# EXTRACTED INFORMATION:
__________
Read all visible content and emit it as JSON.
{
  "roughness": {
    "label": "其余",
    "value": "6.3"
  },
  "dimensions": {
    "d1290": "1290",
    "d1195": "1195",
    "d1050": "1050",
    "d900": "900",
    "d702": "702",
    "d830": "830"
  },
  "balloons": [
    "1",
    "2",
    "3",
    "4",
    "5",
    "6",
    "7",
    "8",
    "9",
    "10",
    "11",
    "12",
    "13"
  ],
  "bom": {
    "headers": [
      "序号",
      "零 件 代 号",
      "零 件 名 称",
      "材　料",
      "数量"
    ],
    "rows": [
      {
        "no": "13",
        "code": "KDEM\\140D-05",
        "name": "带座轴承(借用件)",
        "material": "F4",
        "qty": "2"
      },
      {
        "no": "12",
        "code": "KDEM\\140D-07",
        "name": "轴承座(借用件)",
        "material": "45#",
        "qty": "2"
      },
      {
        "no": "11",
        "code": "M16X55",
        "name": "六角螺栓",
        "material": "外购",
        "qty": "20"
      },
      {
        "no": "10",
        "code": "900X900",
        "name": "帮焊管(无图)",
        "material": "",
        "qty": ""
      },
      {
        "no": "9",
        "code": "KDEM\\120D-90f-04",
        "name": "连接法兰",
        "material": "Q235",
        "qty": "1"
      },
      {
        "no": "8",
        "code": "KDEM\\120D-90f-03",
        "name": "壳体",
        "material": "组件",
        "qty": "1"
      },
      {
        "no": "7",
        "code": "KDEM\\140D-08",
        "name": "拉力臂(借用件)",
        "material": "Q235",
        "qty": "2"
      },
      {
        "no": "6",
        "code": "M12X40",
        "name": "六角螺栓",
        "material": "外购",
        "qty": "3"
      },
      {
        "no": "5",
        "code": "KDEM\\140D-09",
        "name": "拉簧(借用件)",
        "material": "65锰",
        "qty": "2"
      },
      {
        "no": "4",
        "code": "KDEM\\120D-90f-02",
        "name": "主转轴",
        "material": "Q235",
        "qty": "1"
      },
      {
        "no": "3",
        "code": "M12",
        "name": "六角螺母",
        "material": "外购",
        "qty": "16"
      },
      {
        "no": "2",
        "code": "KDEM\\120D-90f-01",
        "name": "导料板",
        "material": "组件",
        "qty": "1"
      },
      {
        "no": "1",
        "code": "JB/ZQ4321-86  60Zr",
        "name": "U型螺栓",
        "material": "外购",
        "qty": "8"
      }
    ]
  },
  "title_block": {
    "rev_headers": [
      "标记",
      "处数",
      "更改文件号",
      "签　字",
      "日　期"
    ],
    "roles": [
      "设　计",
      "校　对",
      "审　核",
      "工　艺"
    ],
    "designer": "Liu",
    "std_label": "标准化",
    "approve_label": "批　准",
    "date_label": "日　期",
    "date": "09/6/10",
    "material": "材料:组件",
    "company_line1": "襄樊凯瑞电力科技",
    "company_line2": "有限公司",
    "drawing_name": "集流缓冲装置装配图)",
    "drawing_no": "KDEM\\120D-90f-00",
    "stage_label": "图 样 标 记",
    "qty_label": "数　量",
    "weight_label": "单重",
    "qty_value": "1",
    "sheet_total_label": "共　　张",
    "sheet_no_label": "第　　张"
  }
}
__________
# EXERCISE:
Repeat the data above, word for word.

# RESULT BELOW:
Read all visible content and emit it as JSON.
{
  "roughness": {
    "label": "其余",
    "value": "6.3"
  },
  "dimensions": {
    "d1290": "1290",
    "d1195": "1195",
    "d1050": "1050",
    "d900": "900",
    "d702": "702",
    "d830": "830"
  },
  "balloons": [
    "1",
    "2",
    "3",
    "4",
    "5",
    "6",
    "7",
    "8",
    "9",
    "10",
    "11",
    "12",
    "13"
  ],
  "bom": {
    "headers": [
      "序号",
      "零 件 代 号",
      "零 件 名 称",
      "材　料",
      "数量"
    ],
    "rows": [
      {
        "no": "13",
        "code": "KDEM\\140D-05",
        "name": "带座轴承(借用件)",
        "material": "F4",
        "qty": "2"
      },
      {
        "no": "12",
        "code": "KDEM\\140D-07",
        "name": "轴承座(借用件)",
        "material": "45#",
        "qty": "2"
      },
      {
        "no": "11",
        "code": "M16X55",
        "name": "六角螺栓",
        "material": "外购",
        "qty": "20"
      },
      {
        "no": "10",
        "code": "900X900",
        "name": "帮焊管(无图)",
        "material": "",
        "qty": ""
      },
      {
        "no": "9",
        "code": "KDEM\\120D-90f-04",
        "name": "连接法兰",
        "material": "Q235",
        "qty": "1"
      },
      {
        "no": "8",
        "code": "KDEM\\120D-90f-03",
        "name": "壳体",
        "material": "组件",
        "qty": "1"
      },
      {
        "no": "7",
        "code": "KDEM\\140D-08",
        "name": "拉力臂(借用件)",
        "material": "Q235",
        "qty": "2"
      },
      {
        "no": "6",
        "code": "M12X40",
        "name": "六角螺栓",
        "material": "外购",
        "qty": "3"
      },
      {
        "no": "5",
        "code": "KDEM\\140D-09",
        "name": "拉簧(借用件)",
        "material": "65锰",
        "qty": "2"
      },
      {
        "no": "4",
        "code": "KDEM\\120D-90f-02",
        "name": "主转轴",
        "material": "Q235",
        "qty": "1"
      },
      {
        "no": "3",
        "code": "M12",
        "name": "六角螺母",
        "material": "外购",
        "qty": "16"
      },
      {
        "no": "2",
        "code": "KDEM\\120D-90f-01",
        "name": "导料板",
        "material": "组件",
        "qty": "1"
      },
      {
        "no": "1",
        "code": "JB/ZQ4321-86  60Zr",
        "name": "U型螺栓",
        "material": "外购",
        "qty": "8"
      }
    ]
  },
  "title_block": {
    "rev_headers": [
      "标记",
      "处数",
      "更改文件号",
      "签　字",
      "日　期"
    ],
    "roles": [
      "设　计",
      "校　对",
      "审　核",
      "工　艺"
    ],
    "designer": "Liu",
    "std_label": "标准化",
    "approve_label": "批　准",
    "date_label": "日　期",
    "date": "09/6/10",
    "material": "材料:组件",
    "company_line1": "襄樊凯瑞电力科技",
    "company_line2": "有限公司",
    "drawing_name": "集流缓冲装置装配图)",
    "drawing_no": "KDEM\\120D-90f-00",
    "stage_label": "图 样 标 记",
    "qty_label": "数　量",
    "weight_label": "单重",
    "qty_value": "1",
    "sheet_total_label": "共　　张",
    "sheet_no_label": "第　　张"
  }
}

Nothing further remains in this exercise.